### WHAT IS EXPECTED
Select each line where the word "orientation" appears.

━━━━━ MATERIAL SUPPLIED

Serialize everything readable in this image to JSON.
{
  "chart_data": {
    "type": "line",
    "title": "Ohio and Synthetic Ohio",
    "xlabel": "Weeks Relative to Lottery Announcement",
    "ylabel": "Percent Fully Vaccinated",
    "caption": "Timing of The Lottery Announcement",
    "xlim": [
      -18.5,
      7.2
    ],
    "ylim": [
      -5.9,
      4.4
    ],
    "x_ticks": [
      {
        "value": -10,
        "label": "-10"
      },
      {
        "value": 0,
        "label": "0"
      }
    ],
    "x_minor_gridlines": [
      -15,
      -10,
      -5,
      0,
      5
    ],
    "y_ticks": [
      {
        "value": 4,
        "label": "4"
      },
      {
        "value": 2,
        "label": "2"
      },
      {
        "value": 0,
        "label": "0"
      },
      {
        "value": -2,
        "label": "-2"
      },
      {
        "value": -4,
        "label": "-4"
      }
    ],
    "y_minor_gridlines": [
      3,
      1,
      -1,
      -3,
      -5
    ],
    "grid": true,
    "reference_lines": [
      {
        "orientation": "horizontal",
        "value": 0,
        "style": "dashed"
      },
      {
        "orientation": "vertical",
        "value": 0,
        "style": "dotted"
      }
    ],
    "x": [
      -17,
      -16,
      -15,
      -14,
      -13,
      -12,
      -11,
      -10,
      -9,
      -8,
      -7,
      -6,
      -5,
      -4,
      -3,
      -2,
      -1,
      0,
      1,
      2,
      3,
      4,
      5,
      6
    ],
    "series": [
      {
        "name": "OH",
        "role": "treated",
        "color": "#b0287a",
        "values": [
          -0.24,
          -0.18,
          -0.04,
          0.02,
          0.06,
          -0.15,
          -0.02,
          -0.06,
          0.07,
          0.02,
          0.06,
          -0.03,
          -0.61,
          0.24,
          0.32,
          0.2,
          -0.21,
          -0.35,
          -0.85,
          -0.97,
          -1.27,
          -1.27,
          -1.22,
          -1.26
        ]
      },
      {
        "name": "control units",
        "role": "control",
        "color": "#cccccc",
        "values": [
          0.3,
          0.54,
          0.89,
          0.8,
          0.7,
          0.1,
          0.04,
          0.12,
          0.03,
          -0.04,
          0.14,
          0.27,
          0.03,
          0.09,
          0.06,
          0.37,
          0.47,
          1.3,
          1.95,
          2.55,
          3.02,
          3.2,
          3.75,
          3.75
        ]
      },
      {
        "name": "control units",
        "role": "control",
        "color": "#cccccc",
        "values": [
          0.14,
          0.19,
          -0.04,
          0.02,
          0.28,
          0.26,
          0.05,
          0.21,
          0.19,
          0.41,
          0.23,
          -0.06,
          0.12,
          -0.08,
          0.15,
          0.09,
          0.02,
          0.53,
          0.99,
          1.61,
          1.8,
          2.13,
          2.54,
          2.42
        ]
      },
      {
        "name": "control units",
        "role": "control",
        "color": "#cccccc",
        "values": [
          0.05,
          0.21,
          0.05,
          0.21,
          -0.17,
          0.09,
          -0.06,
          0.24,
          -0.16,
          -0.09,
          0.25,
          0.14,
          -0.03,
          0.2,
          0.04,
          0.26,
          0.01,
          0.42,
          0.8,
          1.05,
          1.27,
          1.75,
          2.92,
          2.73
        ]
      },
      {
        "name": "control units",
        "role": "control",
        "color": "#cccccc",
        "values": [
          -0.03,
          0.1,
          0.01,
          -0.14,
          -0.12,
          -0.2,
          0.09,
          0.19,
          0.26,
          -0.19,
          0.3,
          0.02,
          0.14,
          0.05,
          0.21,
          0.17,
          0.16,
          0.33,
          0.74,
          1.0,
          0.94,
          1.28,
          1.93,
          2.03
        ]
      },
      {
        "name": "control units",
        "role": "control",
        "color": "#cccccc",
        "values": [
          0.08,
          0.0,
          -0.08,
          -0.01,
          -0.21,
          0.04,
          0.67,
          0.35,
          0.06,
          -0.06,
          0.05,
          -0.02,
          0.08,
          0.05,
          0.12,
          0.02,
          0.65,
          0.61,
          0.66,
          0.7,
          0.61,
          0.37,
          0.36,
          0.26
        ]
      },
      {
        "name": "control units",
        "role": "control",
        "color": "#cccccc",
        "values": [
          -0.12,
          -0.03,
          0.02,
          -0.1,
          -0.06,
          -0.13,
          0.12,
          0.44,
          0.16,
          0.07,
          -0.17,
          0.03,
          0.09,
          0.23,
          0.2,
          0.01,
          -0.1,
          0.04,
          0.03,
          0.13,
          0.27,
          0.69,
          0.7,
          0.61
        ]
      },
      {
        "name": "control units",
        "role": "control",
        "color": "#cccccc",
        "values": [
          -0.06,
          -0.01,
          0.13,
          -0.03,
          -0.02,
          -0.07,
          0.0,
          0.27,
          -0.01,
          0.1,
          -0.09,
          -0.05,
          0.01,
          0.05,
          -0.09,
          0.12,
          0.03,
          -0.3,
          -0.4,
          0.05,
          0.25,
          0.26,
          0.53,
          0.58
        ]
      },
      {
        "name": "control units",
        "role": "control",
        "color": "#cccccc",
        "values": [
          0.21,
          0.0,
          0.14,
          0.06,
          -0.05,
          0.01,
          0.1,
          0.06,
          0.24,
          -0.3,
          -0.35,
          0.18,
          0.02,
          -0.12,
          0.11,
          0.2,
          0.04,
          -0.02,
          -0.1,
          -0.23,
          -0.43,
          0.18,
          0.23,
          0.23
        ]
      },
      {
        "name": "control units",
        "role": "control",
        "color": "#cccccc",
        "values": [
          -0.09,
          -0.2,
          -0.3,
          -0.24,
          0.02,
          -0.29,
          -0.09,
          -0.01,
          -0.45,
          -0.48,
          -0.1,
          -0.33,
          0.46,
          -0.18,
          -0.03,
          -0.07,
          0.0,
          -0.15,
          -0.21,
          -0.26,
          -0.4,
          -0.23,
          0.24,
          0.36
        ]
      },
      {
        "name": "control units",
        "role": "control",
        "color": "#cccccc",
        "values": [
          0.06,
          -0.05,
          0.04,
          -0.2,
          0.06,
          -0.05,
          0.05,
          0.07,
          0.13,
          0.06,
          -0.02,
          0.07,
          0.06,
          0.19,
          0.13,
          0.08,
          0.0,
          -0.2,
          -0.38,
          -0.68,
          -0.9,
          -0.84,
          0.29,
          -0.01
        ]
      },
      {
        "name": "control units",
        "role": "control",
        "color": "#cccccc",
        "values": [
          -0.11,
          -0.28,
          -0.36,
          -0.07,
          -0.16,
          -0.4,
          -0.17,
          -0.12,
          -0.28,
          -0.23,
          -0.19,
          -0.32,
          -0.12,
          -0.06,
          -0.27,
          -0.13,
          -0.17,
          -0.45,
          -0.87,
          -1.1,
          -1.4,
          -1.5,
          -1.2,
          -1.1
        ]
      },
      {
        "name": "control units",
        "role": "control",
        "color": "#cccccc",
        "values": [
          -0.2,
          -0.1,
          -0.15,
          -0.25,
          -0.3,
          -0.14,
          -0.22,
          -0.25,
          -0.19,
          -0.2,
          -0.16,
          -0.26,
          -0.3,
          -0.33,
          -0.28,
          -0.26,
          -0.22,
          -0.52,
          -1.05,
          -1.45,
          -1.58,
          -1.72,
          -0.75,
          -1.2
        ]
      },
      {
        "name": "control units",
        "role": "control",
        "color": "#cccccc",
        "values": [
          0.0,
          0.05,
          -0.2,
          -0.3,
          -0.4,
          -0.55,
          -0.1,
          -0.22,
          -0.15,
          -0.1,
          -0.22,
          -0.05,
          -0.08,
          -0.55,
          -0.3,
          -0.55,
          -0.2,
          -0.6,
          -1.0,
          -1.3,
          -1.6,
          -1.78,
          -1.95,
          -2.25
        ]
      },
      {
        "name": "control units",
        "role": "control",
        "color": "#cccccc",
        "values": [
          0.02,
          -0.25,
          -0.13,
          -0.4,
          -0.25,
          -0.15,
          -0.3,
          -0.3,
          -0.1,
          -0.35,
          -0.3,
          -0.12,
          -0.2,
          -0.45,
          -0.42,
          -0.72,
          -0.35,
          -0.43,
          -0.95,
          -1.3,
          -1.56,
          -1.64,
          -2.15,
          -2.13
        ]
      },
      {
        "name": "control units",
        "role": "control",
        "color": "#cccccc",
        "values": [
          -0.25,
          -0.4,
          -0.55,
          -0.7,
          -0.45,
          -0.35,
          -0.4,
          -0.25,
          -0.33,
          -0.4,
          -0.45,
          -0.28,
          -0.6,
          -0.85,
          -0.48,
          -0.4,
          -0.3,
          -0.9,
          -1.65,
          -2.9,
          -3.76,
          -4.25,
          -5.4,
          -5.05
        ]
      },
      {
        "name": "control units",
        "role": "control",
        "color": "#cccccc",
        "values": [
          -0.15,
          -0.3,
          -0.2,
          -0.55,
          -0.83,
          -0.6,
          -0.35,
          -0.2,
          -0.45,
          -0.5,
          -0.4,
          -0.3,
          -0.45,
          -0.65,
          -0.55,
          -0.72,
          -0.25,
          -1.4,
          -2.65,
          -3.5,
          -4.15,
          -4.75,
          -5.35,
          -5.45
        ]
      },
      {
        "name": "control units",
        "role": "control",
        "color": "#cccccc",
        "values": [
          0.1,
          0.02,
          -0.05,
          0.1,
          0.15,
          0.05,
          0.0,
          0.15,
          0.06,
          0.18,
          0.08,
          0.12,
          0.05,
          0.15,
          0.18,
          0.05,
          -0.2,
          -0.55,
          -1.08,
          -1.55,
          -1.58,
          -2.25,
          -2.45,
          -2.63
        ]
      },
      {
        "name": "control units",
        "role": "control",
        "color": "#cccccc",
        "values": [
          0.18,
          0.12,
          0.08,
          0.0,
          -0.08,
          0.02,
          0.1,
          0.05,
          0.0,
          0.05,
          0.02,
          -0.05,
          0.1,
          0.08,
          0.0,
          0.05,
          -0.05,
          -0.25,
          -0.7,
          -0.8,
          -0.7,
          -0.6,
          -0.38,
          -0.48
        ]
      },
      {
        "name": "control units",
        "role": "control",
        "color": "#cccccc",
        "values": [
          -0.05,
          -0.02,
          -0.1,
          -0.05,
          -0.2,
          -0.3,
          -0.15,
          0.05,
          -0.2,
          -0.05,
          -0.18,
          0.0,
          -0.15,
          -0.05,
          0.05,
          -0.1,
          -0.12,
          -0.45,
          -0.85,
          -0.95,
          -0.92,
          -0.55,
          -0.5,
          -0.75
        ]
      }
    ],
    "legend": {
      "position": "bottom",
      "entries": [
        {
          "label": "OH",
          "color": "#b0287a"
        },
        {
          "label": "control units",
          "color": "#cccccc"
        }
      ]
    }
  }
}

━━━━━━━━━━

### WORKED ANSWER
        "orientation": "horizontal",
        "orientation": "vertical",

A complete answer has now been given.